Return a copy of every line in the records that includes the word "image".

Source data:
--------------------

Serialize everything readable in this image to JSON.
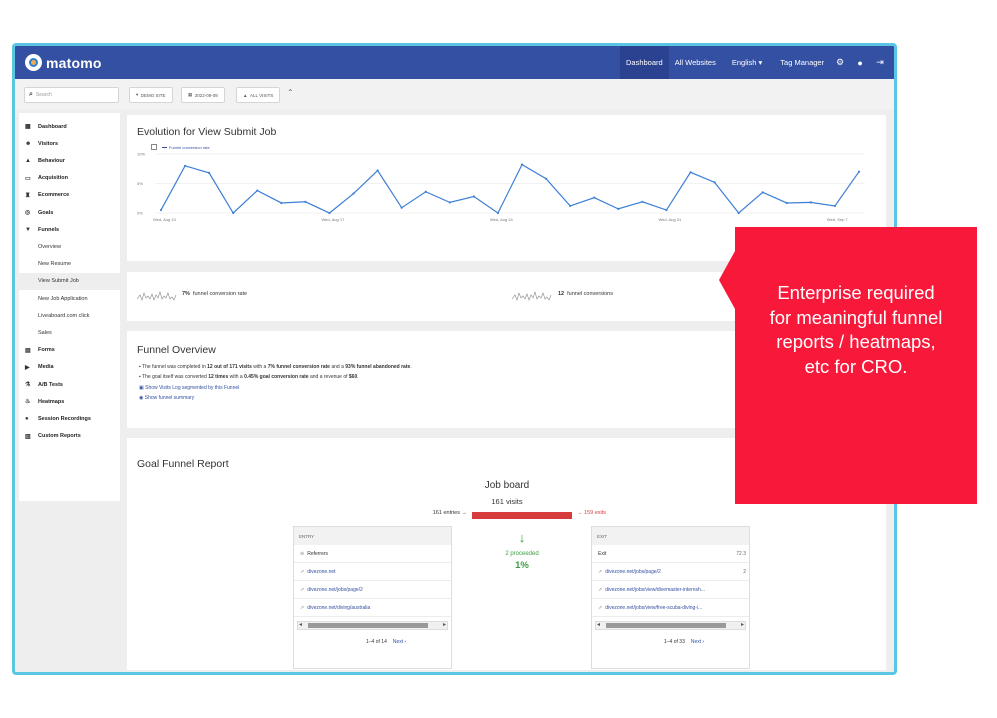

--------------------

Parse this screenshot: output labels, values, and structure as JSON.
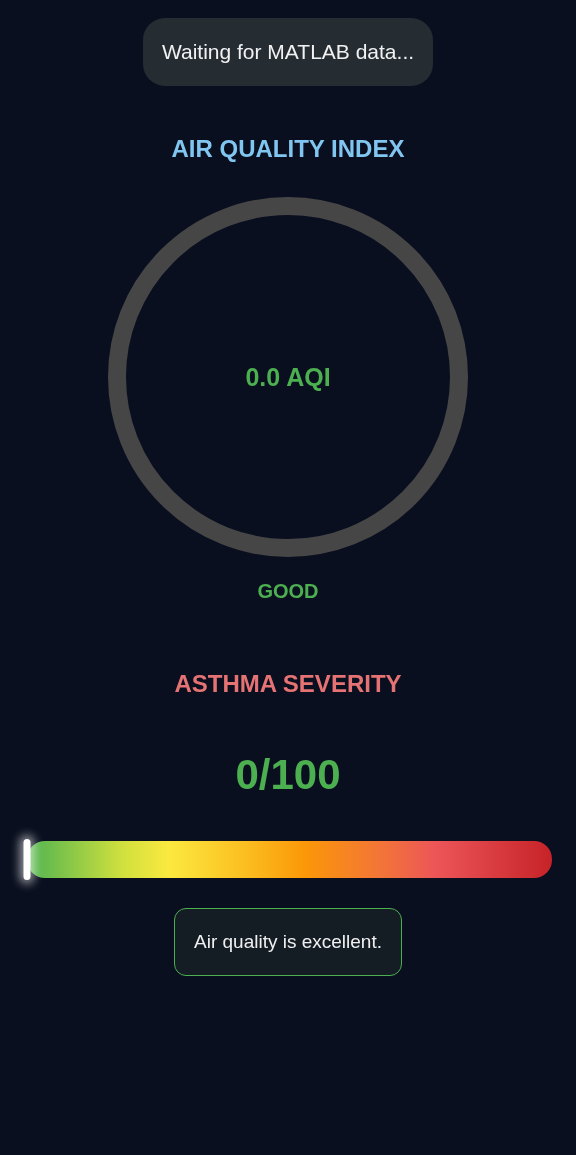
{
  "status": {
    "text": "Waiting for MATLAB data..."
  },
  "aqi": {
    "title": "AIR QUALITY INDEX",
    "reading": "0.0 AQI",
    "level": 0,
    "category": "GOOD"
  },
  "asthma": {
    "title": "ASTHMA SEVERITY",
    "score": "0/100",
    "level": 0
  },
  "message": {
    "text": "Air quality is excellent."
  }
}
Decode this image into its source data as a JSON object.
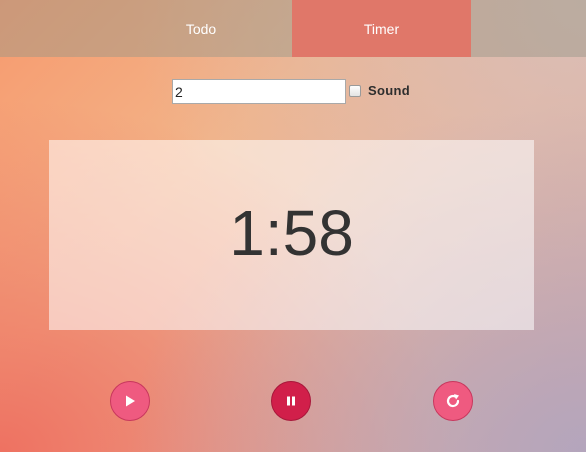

--------------------

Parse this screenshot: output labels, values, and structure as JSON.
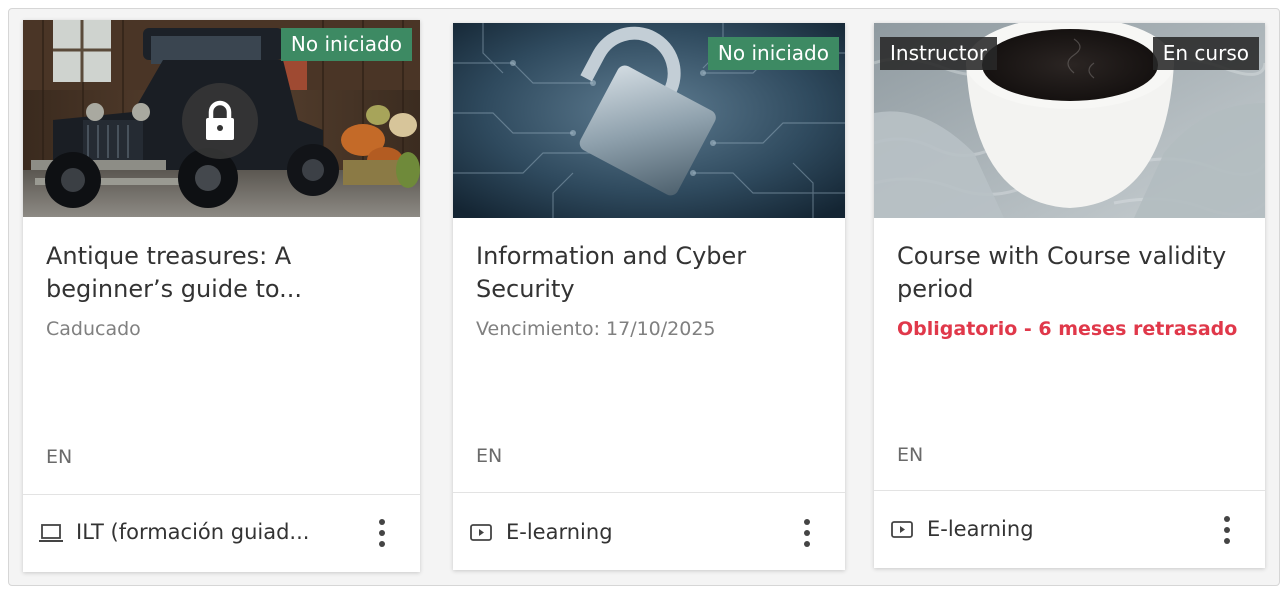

--------------------

Full output:
Serialize everything readable in this image to JSON.
Decode this image into its source data as a JSON object.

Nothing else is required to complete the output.